Problem description - From the entries below, count the lines with "Födelseöverskott". Write only the count.

Figure contents as structured data -
= = = =

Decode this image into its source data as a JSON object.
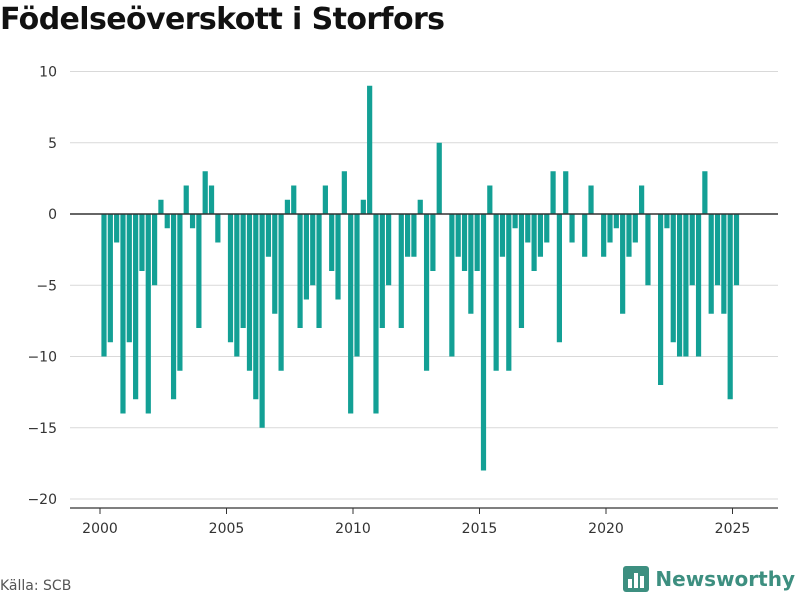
{
  "title": "Födelseöverskott i Storfors",
  "source": "Källa: SCB",
  "brand": {
    "name": "Newsworthy",
    "icon": "bar-chart-logo-icon"
  },
  "colors": {
    "bar": "#13a095",
    "grid": "#d9d9d9",
    "zero_line": "#333333",
    "brand": "#3d8f80"
  },
  "chart_data": {
    "type": "bar",
    "title": "Födelseöverskott i Storfors",
    "xlabel": "",
    "ylabel": "",
    "x_ticks": [
      "2000",
      "2005",
      "2010",
      "2015",
      "2020",
      "2025"
    ],
    "y_ticks": [
      "10",
      "5",
      "0",
      "−5",
      "−10",
      "−15",
      "−20"
    ],
    "ylim": [
      -21,
      11
    ],
    "grid": true,
    "period": "quarterly, 2000 Q1 – 2025 Q1",
    "values": [
      -10,
      -9,
      -2,
      -14,
      -9,
      -13,
      -4,
      -14,
      -5,
      1,
      -1,
      -13,
      -11,
      2,
      -1,
      -8,
      3,
      2,
      -2,
      0,
      -9,
      -10,
      -8,
      -11,
      -13,
      -15,
      -3,
      -7,
      -11,
      1,
      2,
      -8,
      -6,
      -5,
      -8,
      2,
      -4,
      -6,
      3,
      -14,
      -10,
      1,
      9,
      -14,
      -8,
      -5,
      0,
      -8,
      -3,
      -3,
      1,
      -11,
      -4,
      5,
      0,
      -10,
      -3,
      -4,
      -7,
      -4,
      -18,
      2,
      -11,
      -3,
      -11,
      -1,
      -8,
      -2,
      -4,
      -3,
      -2,
      3,
      -9,
      3,
      -2,
      0,
      -3,
      2,
      0,
      -3,
      -2,
      -1,
      -7,
      -3,
      -2,
      2,
      -5,
      0,
      -12,
      -1,
      -9,
      -10,
      -10,
      -5,
      -10,
      3,
      -7,
      -5,
      -7,
      -13,
      -5
    ]
  }
}
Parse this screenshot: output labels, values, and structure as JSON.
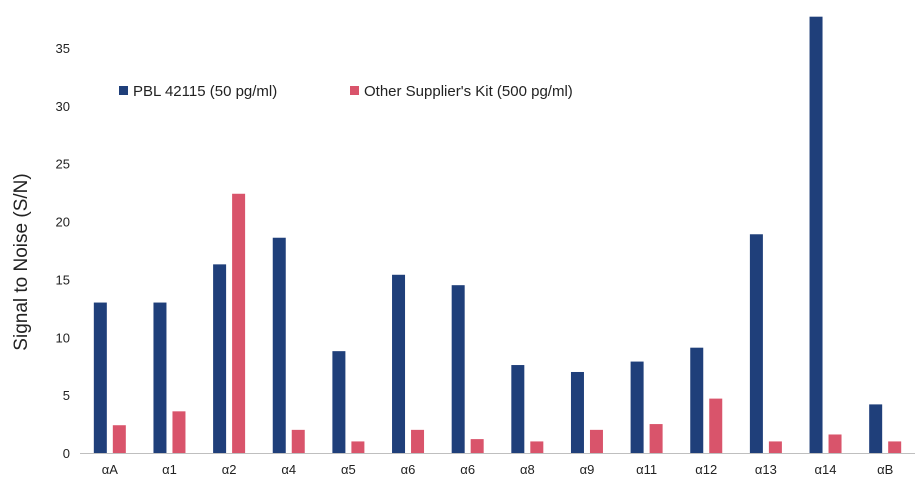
{
  "chart_data": {
    "type": "bar",
    "title": "",
    "xlabel": "",
    "ylabel": "Signal to Noise (S/N)",
    "ylim": [
      0,
      37.5
    ],
    "yticks": [
      0,
      5,
      10,
      15,
      20,
      25,
      30,
      35
    ],
    "grid": false,
    "legend_position": "top-left",
    "categories": [
      "αA",
      "α1",
      "α2",
      "α4",
      "α5",
      "α6",
      "α6",
      "α8",
      "α9",
      "α11",
      "α12",
      "α13",
      "α14",
      "αB"
    ],
    "series": [
      {
        "name": "PBL 42115 (50 pg/ml)",
        "color": "#1f3f7a",
        "values": [
          13,
          13,
          16.3,
          18.6,
          8.8,
          15.4,
          14.5,
          7.6,
          7.0,
          7.9,
          9.1,
          18.9,
          37.7,
          4.2
        ]
      },
      {
        "name": "Other Supplier's Kit (500 pg/ml)",
        "color": "#d9546b",
        "values": [
          2.4,
          3.6,
          22.4,
          2.0,
          1.0,
          2.0,
          1.2,
          1.0,
          2.0,
          2.5,
          4.7,
          1.0,
          1.6,
          1.0
        ]
      }
    ]
  }
}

= = = =

Exercise response - 2